Start
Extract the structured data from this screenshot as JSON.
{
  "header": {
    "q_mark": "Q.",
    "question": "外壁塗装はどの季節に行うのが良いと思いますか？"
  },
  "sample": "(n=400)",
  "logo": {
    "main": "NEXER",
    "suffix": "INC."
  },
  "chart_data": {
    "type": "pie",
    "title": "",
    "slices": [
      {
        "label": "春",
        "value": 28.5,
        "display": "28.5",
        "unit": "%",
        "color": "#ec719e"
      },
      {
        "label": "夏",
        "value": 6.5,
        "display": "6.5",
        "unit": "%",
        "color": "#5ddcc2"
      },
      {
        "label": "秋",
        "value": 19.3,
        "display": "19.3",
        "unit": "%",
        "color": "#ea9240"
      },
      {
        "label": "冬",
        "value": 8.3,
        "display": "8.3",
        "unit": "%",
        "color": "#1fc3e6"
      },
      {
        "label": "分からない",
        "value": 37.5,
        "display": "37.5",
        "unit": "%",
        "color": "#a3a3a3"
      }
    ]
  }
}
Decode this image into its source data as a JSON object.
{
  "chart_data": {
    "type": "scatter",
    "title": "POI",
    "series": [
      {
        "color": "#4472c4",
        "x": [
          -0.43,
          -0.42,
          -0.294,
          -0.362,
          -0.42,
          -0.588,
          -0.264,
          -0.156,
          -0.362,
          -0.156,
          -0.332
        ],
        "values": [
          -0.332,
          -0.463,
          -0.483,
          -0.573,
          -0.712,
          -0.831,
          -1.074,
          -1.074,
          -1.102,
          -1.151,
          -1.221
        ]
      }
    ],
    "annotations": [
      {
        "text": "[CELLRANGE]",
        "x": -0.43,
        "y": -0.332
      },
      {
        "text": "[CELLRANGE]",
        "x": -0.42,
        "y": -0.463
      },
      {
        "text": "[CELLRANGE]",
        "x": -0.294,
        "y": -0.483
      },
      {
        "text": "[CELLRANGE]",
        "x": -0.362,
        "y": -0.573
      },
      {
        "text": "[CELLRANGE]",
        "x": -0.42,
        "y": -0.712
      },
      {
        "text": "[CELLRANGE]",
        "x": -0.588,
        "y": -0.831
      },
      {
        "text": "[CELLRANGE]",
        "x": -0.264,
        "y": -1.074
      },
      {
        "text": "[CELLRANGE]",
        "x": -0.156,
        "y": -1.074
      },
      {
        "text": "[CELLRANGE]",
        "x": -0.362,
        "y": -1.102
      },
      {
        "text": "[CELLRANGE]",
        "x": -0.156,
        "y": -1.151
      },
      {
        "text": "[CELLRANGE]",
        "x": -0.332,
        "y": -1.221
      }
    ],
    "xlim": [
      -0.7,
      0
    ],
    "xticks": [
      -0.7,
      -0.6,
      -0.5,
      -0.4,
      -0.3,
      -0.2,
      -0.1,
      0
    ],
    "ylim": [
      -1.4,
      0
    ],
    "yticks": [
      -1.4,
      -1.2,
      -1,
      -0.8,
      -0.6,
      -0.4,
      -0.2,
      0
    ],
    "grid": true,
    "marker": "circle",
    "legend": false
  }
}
End
Start
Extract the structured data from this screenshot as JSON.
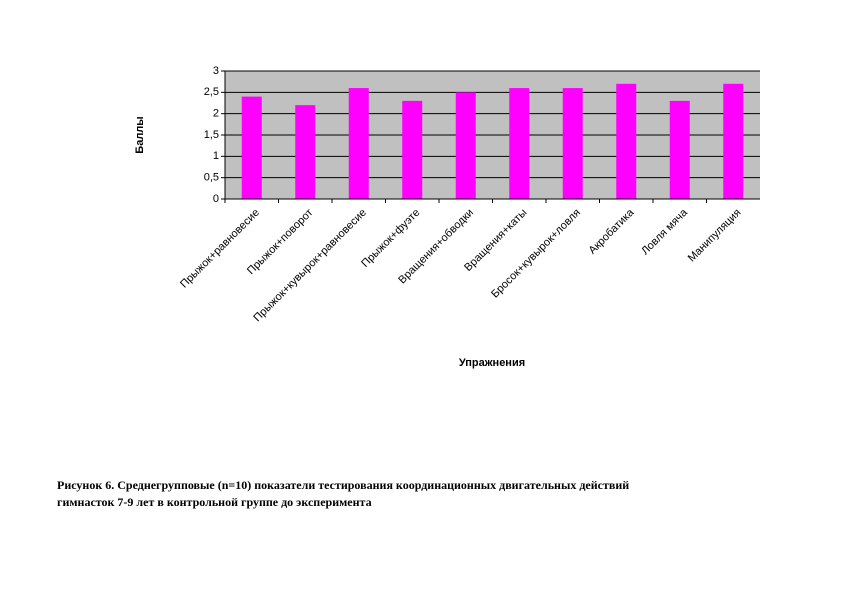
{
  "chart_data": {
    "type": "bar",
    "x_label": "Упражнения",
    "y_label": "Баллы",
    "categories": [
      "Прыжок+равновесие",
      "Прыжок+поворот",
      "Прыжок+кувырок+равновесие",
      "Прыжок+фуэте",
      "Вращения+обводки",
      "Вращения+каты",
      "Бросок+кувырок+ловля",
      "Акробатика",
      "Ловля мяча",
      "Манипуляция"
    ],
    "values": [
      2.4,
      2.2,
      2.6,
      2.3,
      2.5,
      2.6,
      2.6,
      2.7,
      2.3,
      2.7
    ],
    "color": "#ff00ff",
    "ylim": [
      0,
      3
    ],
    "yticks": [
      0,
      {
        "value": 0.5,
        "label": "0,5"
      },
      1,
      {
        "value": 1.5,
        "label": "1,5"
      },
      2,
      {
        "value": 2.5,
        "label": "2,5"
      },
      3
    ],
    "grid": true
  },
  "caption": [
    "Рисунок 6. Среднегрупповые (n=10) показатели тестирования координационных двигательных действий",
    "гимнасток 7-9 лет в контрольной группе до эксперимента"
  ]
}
End
- _Work to be completed_:
From the listing above, pick out each line where the word "display" appears.

- _Written solution_:
        "display": "28.5",
        "display": "6.5",
        "display": "19.3",
        "display": "8.3",
        "display": "37.5",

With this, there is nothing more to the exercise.